Data entries for graphics:
---*---

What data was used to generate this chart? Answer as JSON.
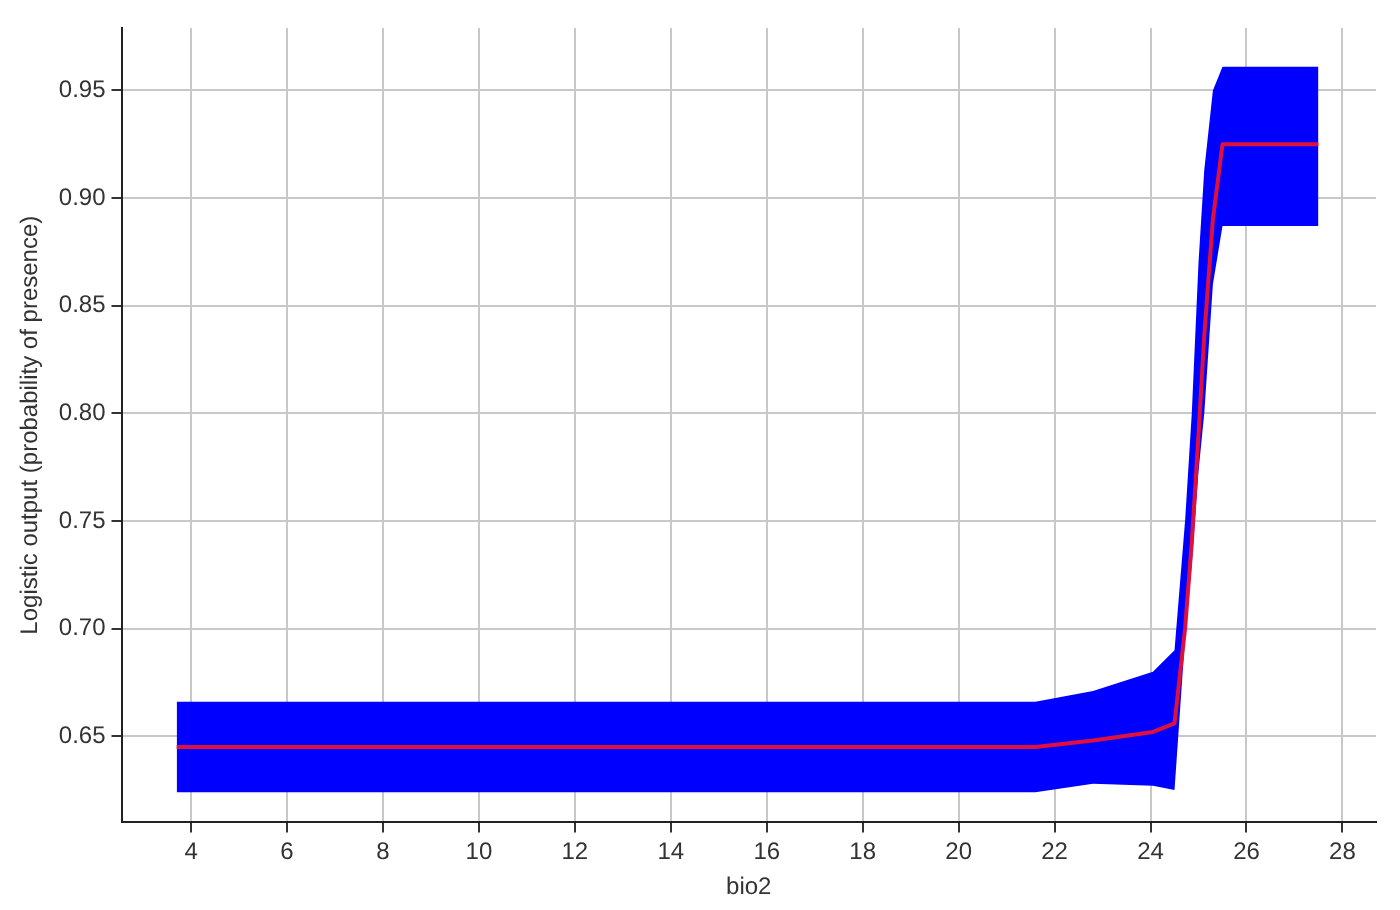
{
  "chart_data": {
    "type": "line",
    "xlabel": "bio2",
    "ylabel": "Logistic output (probability of presence)",
    "x": [
      3.7,
      21.6,
      22.8,
      24.05,
      24.5,
      24.72,
      24.86,
      25.0,
      25.12,
      25.3,
      25.5,
      27.5
    ],
    "series": [
      {
        "color": "#e0103c",
        "values": [
          0.645,
          0.645,
          0.648,
          0.652,
          0.656,
          0.7,
          0.74,
          0.79,
          0.836,
          0.89,
          0.925,
          0.925
        ],
        "lower": [
          0.624,
          0.624,
          0.628,
          0.627,
          0.625,
          0.696,
          0.73,
          0.773,
          0.8,
          0.86,
          0.887,
          0.887
        ],
        "upper": [
          0.666,
          0.666,
          0.671,
          0.68,
          0.69,
          0.75,
          0.8,
          0.87,
          0.913,
          0.95,
          0.961,
          0.961
        ]
      }
    ],
    "xlim": [
      2.55,
      28.7
    ],
    "xticks": [
      4,
      6,
      8,
      10,
      12,
      14,
      16,
      18,
      20,
      22,
      24,
      26,
      28
    ],
    "ylim": [
      0.61,
      0.979
    ],
    "yticks": [
      {
        "value": 0.65,
        "label": "0.65"
      },
      {
        "value": 0.7,
        "label": "0.70"
      },
      {
        "value": 0.75,
        "label": "0.75"
      },
      {
        "value": 0.8,
        "label": "0.80"
      },
      {
        "value": 0.85,
        "label": "0.85"
      },
      {
        "value": 0.9,
        "label": "0.90"
      },
      {
        "value": 0.95,
        "label": "0.95"
      }
    ],
    "grid": true,
    "legend": false
  }
}
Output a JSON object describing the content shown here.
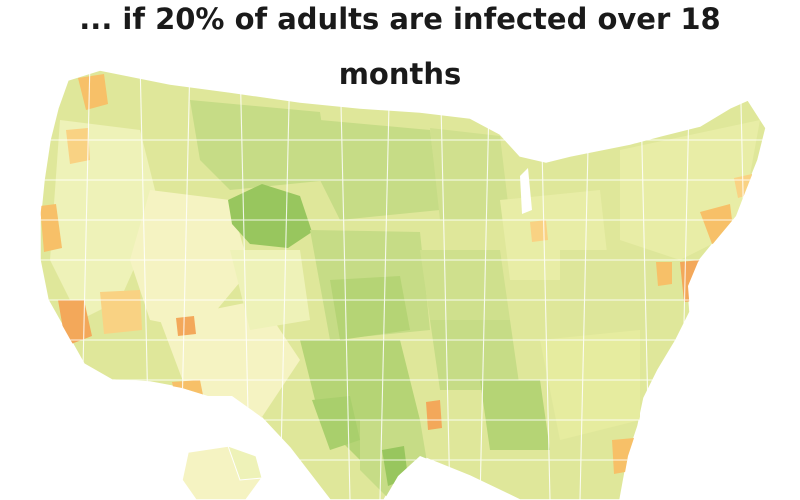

---*---

REQUIREMENTS:
Repeat the material exactly as it reads, without any of its pictures.

WRITTEN SOLUTION:
What data was used to generate this chart? Answer as JSON.
{
  "chart_data": {
    "type": "line",
    "xlabel": "bio2",
    "ylabel": "Logistic output (probability of presence)",
    "x": [
      3.7,
      21.6,
      22.8,
      24.05,
      24.5,
      24.72,
      24.86,
      25.0,
      25.12,
      25.3,
      25.5,
      27.5
    ],
    "series": [
      {
        "color": "#e0103c",
        "values": [
          0.645,
          0.645,
          0.648,
          0.652,
          0.656,
          0.7,
          0.74,
          0.79,
          0.836,
          0.89,
          0.925,
          0.925
        ],
        "lower": [
          0.624,
          0.624,
          0.628,
          0.627,
          0.625,
          0.696,
          0.73,
          0.773,
          0.8,
          0.86,
          0.887,
          0.887
        ],
        "upper": [
          0.666,
          0.666,
          0.671,
          0.68,
          0.69,
          0.75,
          0.8,
          0.87,
          0.913,
          0.95,
          0.961,
          0.961
        ]
      }
    ],
    "xlim": [
      2.55,
      28.7
    ],
    "xticks": [
      4,
      6,
      8,
      10,
      12,
      14,
      16,
      18,
      20,
      22,
      24,
      26,
      28
    ],
    "ylim": [
      0.61,
      0.979
    ],
    "yticks": [
      {
        "value": 0.65,
        "label": "0.65"
      },
      {
        "value": 0.7,
        "label": "0.70"
      },
      {
        "value": 0.75,
        "label": "0.75"
      },
      {
        "value": 0.8,
        "label": "0.80"
      },
      {
        "value": 0.85,
        "label": "0.85"
      },
      {
        "value": 0.9,
        "label": "0.90"
      },
      {
        "value": 0.95,
        "label": "0.95"
      }
    ],
    "grid": true,
    "legend": false
  }
}
Output a JSON object describing the content shown here.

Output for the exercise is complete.